=== What you should do ===
Keep only those lines of the records that include the string "content".
::::::::
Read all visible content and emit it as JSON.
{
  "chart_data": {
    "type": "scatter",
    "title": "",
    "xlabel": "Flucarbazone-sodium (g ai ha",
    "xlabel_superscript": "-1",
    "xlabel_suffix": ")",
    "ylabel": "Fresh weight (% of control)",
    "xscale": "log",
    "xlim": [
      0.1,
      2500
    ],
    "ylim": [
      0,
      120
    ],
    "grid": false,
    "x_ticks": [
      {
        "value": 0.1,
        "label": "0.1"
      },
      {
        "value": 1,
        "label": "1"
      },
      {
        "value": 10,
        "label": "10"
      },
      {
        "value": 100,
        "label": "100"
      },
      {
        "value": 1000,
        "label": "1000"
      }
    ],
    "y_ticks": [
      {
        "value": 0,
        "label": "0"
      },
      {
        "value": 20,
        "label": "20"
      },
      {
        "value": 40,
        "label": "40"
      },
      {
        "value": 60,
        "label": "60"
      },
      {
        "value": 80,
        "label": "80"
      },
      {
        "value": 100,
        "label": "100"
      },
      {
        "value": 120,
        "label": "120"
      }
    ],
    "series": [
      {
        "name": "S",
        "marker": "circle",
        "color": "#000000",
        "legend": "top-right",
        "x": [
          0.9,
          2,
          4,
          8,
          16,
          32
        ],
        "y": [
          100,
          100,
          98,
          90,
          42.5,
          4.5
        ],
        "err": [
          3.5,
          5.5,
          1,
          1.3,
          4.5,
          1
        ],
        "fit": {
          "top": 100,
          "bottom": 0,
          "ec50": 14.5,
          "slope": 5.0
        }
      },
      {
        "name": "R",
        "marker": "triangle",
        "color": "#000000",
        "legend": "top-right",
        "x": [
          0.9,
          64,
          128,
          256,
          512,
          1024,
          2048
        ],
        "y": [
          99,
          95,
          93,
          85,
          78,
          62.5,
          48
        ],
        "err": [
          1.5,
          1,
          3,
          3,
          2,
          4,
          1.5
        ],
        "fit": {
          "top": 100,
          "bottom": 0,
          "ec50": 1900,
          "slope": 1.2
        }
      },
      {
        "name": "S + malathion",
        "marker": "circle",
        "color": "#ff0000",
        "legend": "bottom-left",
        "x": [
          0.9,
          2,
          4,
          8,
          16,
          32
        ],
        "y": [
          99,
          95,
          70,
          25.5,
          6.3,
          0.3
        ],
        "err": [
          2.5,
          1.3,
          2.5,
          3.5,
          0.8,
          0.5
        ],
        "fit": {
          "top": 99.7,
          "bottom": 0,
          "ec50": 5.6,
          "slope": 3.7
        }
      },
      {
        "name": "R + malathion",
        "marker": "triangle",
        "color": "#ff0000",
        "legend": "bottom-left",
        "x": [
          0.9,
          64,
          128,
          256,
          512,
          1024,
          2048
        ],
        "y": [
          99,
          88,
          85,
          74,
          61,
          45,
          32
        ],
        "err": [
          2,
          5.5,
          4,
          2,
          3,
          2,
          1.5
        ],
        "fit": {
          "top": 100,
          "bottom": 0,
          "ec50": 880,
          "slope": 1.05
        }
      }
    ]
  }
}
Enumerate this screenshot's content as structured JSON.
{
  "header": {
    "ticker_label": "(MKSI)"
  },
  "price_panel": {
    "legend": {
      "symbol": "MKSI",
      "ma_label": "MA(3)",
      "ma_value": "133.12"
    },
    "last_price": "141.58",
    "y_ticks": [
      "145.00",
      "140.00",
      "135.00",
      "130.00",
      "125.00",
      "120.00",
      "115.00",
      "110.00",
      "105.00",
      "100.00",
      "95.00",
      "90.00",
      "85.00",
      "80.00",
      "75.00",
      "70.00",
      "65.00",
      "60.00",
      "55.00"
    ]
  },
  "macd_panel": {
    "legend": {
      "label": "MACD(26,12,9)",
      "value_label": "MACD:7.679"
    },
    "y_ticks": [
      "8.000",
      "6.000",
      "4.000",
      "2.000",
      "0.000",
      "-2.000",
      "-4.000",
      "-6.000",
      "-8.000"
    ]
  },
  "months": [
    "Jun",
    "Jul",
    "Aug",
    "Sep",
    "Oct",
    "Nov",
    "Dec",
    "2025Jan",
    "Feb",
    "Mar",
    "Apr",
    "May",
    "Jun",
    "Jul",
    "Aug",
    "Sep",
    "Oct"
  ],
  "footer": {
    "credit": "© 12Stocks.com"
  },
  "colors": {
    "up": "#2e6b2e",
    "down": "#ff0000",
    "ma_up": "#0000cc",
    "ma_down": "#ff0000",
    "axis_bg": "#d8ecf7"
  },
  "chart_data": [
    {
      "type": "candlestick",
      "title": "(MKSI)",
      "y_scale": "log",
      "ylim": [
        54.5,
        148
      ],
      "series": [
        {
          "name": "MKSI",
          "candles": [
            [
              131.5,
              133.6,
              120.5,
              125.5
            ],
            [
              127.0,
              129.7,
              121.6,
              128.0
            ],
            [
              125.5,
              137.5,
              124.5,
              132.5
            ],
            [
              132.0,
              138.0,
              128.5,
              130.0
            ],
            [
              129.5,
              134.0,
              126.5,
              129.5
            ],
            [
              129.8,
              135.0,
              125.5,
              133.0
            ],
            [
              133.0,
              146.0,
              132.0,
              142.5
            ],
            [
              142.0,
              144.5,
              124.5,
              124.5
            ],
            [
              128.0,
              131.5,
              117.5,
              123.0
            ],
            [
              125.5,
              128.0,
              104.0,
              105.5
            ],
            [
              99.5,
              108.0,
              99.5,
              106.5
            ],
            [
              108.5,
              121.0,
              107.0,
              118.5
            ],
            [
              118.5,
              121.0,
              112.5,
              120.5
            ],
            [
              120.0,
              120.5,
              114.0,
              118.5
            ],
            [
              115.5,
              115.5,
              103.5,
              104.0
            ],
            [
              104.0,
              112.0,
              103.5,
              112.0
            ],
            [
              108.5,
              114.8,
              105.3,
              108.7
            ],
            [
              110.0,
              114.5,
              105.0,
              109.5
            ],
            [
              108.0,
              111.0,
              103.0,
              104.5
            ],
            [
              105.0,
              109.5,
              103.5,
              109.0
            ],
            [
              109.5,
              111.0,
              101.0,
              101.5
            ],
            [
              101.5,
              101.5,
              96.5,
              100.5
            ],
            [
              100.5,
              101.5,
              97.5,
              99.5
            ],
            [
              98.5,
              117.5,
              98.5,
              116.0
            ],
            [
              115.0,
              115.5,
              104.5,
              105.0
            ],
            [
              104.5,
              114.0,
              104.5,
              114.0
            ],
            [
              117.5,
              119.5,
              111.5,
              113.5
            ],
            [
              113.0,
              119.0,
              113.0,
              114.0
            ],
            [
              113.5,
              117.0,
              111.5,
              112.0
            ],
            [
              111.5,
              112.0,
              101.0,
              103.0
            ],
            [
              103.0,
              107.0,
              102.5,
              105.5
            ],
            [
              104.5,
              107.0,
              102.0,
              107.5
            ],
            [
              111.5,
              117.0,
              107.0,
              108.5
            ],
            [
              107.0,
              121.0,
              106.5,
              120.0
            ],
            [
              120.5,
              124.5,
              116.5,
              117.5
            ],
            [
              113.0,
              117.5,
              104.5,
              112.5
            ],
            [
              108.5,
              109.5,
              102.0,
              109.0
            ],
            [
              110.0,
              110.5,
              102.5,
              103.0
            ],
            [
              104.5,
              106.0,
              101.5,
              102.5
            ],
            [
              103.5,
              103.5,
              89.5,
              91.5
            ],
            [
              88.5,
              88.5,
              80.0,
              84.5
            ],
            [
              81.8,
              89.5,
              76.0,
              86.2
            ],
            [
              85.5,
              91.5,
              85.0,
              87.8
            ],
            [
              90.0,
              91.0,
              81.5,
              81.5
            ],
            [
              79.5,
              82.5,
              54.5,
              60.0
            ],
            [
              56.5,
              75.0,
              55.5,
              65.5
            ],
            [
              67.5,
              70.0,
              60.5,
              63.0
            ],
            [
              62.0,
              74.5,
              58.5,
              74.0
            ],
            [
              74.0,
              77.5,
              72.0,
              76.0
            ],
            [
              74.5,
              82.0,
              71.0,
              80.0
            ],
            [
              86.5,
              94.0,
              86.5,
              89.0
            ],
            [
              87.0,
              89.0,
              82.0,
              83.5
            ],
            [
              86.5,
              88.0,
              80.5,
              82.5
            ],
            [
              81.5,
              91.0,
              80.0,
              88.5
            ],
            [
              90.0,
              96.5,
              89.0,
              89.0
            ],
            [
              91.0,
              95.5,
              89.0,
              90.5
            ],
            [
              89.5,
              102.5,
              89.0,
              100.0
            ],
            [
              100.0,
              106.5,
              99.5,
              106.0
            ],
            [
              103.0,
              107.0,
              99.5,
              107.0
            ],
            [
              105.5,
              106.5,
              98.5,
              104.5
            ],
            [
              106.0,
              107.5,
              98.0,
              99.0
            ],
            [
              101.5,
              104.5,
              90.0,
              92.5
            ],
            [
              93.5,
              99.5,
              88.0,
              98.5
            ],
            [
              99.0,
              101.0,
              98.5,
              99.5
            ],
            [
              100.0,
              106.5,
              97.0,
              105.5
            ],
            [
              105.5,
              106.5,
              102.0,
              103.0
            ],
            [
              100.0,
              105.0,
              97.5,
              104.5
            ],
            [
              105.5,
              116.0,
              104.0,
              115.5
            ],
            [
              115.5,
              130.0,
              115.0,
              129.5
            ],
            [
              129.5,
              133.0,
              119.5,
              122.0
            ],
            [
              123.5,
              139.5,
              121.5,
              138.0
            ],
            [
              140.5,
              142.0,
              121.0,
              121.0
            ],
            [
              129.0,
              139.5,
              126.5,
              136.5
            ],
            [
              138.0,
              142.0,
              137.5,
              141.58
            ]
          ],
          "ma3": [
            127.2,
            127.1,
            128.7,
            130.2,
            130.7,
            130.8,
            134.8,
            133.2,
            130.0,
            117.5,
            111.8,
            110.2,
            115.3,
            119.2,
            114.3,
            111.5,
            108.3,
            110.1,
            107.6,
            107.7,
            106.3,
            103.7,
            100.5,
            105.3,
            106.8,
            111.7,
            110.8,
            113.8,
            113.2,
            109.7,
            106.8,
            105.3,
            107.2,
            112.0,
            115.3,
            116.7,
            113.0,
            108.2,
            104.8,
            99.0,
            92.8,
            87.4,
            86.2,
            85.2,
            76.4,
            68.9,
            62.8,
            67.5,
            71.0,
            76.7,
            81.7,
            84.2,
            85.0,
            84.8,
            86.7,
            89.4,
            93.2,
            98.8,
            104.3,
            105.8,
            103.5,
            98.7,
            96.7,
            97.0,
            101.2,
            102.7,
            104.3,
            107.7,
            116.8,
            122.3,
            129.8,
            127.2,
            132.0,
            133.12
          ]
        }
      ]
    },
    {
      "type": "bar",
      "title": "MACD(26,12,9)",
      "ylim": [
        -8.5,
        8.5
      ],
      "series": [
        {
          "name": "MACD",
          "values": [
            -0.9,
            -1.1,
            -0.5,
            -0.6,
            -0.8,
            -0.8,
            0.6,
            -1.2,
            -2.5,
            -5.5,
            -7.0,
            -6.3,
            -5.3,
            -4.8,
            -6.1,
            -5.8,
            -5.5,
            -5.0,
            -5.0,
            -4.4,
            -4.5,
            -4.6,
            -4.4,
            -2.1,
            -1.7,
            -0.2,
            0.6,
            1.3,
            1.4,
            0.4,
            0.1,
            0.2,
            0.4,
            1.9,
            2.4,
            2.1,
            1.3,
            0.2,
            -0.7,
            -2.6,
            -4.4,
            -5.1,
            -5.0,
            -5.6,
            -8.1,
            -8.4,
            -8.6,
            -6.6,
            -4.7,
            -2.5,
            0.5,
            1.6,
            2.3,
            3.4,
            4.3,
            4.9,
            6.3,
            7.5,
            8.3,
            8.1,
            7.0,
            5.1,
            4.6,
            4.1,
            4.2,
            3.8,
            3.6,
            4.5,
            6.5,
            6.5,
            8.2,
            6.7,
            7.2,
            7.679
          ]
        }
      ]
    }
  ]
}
::::::::
=== Expected answer ===
Read all visible content and emit it as JSON.
Enumerate this screenshot's content as structured JSON.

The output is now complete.